┌──
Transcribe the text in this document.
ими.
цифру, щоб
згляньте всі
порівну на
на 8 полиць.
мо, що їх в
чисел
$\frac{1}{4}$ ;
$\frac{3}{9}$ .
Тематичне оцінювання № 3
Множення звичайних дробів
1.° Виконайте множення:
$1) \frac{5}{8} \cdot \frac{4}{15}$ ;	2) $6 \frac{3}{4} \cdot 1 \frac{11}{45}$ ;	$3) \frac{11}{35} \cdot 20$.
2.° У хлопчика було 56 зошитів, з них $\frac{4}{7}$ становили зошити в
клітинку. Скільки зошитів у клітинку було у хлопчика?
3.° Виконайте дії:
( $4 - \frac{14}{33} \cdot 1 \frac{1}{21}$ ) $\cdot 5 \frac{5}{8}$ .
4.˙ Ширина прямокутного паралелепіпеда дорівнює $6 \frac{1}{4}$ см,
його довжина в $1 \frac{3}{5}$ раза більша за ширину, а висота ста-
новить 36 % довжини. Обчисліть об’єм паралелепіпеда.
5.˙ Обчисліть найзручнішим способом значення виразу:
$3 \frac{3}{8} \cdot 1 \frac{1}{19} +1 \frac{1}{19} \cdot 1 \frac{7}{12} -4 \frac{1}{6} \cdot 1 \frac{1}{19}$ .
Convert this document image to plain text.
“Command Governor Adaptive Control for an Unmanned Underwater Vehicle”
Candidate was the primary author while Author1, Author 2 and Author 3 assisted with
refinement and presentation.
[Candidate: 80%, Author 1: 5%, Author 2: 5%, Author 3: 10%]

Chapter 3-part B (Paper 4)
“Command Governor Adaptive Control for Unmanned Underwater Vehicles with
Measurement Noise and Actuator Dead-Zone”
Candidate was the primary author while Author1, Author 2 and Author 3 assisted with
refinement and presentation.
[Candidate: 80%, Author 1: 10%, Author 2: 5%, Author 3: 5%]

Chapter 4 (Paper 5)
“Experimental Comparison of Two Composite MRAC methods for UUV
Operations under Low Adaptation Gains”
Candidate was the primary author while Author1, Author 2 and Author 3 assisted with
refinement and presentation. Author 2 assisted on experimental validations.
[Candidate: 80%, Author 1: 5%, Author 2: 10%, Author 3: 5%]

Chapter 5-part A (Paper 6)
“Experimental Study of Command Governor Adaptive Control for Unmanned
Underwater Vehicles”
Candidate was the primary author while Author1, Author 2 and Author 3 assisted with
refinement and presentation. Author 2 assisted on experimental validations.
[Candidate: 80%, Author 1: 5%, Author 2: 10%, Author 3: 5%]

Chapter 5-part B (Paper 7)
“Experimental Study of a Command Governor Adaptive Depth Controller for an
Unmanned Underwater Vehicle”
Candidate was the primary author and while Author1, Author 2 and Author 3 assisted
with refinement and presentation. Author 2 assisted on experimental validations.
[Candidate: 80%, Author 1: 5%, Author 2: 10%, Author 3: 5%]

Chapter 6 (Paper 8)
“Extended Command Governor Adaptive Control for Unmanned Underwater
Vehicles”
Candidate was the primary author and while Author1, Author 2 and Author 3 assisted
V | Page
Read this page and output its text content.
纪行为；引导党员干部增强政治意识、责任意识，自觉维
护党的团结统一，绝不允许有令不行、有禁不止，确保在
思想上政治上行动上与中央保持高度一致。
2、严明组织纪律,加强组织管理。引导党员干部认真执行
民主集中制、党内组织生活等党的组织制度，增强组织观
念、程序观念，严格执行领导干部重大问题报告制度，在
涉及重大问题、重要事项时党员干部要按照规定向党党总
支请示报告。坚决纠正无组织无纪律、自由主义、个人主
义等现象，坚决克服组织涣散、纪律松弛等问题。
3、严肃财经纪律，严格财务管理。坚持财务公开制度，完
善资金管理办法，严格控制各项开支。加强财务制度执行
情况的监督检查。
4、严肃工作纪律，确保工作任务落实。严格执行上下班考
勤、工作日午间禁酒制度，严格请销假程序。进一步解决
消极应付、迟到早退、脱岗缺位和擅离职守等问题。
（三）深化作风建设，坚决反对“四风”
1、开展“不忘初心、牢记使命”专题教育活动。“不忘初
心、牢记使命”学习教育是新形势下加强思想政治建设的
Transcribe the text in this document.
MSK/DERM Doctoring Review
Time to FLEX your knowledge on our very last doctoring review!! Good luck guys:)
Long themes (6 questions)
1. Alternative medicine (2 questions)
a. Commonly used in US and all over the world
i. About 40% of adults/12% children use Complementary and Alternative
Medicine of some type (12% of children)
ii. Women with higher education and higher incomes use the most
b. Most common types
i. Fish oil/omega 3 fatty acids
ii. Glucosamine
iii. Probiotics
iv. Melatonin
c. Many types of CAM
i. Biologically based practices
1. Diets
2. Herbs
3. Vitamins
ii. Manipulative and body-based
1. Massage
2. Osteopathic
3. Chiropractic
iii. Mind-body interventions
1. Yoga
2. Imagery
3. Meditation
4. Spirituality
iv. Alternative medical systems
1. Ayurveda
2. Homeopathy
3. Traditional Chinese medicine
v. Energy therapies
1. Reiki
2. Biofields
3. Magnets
└──
● YOUR TASK: Type out the material again exactly as presented.

● EXERCISE SOLUTION:
Transcribe the text in this document.
ими.
цифру, щоб
згляньте всі
порівну на
на 8 полиць.
мо, що їх в
чисел
$\frac{1}{4}$ ;
$\frac{3}{9}$ .
Тематичне оцінювання № 3
Множення звичайних дробів
1.° Виконайте множення:
$1) \frac{5}{8} \cdot \frac{4}{15}$ ;	2) $6 \frac{3}{4} \cdot 1 \frac{11}{45}$ ;	$3) \frac{11}{35} \cdot 20$.
2.° У хлопчика було 56 зошитів, з них $\frac{4}{7}$ становили зошити в
клітинку. Скільки зошитів у клітинку було у хлопчика?
3.° Виконайте дії:
( $4 - \frac{14}{33} \cdot 1 \frac{1}{21}$ ) $\cdot 5 \frac{5}{8}$ .
4.˙ Ширина прямокутного паралелепіпеда дорівнює $6 \frac{1}{4}$ см,
його довжина в $1 \frac{3}{5}$ раза більша за ширину, а висота ста-
новить 36 % довжини. Обчисліть об’єм паралелепіпеда.
5.˙ Обчисліть найзручнішим способом значення виразу:
$3 \frac{3}{8} \cdot 1 \frac{1}{19} +1 \frac{1}{19} \cdot 1 \frac{7}{12} -4 \frac{1}{6} \cdot 1 \frac{1}{19}$ .
Convert this document image to plain text.
“Command Governor Adaptive Control for an Unmanned Underwater Vehicle”
Candidate was the primary author while Author1, Author 2 and Author 3 assisted with
refinement and presentation.
[Candidate: 80%, Author 1: 5%, Author 2: 5%, Author 3: 10%]

Chapter 3-part B (Paper 4)
“Command Governor Adaptive Control for Unmanned Underwater Vehicles with
Measurement Noise and Actuator Dead-Zone”
Candidate was the primary author while Author1, Author 2 and Author 3 assisted with
refinement and presentation.
[Candidate: 80%, Author 1: 10%, Author 2: 5%, Author 3: 5%]

Chapter 4 (Paper 5)
“Experimental Comparison of Two Composite MRAC methods for UUV
Operations under Low Adaptation Gains”
Candidate was the primary author while Author1, Author 2 and Author 3 assisted with
refinement and presentation. Author 2 assisted on experimental validations.
[Candidate: 80%, Author 1: 5%, Author 2: 10%, Author 3: 5%]

Chapter 5-part A (Paper 6)
“Experimental Study of Command Governor Adaptive Control for Unmanned
Underwater Vehicles”
Candidate was the primary author while Author1, Author 2 and Author 3 assisted with
refinement and presentation. Author 2 assisted on experimental validations.
[Candidate: 80%, Author 1: 5%, Author 2: 10%, Author 3: 5%]

Chapter 5-part B (Paper 7)
“Experimental Study of a Command Governor Adaptive Depth Controller for an
Unmanned Underwater Vehicle”
Candidate was the primary author and while Author1, Author 2 and Author 3 assisted
with refinement and presentation. Author 2 assisted on experimental validations.
[Candidate: 80%, Author 1: 5%, Author 2: 10%, Author 3: 5%]

Chapter 6 (Paper 8)
“Extended Command Governor Adaptive Control for Unmanned Underwater
Vehicles”
Candidate was the primary author and while Author1, Author 2 and Author 3 assisted
V | Page
Read this page and output its text content.
纪行为；引导党员干部增强政治意识、责任意识，自觉维
护党的团结统一，绝不允许有令不行、有禁不止，确保在
思想上政治上行动上与中央保持高度一致。
2、严明组织纪律,加强组织管理。引导党员干部认真执行
民主集中制、党内组织生活等党的组织制度，增强组织观
念、程序观念，严格执行领导干部重大问题报告制度，在
涉及重大问题、重要事项时党员干部要按照规定向党党总
支请示报告。坚决纠正无组织无纪律、自由主义、个人主
义等现象，坚决克服组织涣散、纪律松弛等问题。
3、严肃财经纪律，严格财务管理。坚持财务公开制度，完
善资金管理办法，严格控制各项开支。加强财务制度执行
情况的监督检查。
4、严肃工作纪律，确保工作任务落实。严格执行上下班考
勤、工作日午间禁酒制度，严格请销假程序。进一步解决
消极应付、迟到早退、脱岗缺位和擅离职守等问题。
（三）深化作风建设，坚决反对“四风”
1、开展“不忘初心、牢记使命”专题教育活动。“不忘初
心、牢记使命”学习教育是新形势下加强思想政治建设的
Transcribe the text in this document.
MSK/DERM Doctoring Review
Time to FLEX your knowledge on our very last doctoring review!! Good luck guys:)
Long themes (6 questions)
1. Alternative medicine (2 questions)
a. Commonly used in US and all over the world
i. About 40% of adults/12% children use Complementary and Alternative
Medicine of some type (12% of children)
ii. Women with higher education and higher incomes use the most
b. Most common types
i. Fish oil/omega 3 fatty acids
ii. Glucosamine
iii. Probiotics
iv. Melatonin
c. Many types of CAM
i. Biologically based practices
1. Diets
2. Herbs
3. Vitamins
ii. Manipulative and body-based
1. Massage
2. Osteopathic
3. Chiropractic
iii. Mind-body interventions
1. Yoga
2. Imagery
3. Meditation
4. Spirituality
iv. Alternative medical systems
1. Ayurveda
2. Homeopathy
3. Traditional Chinese medicine
v. Energy therapies
1. Reiki
2. Biofields
3. Magnets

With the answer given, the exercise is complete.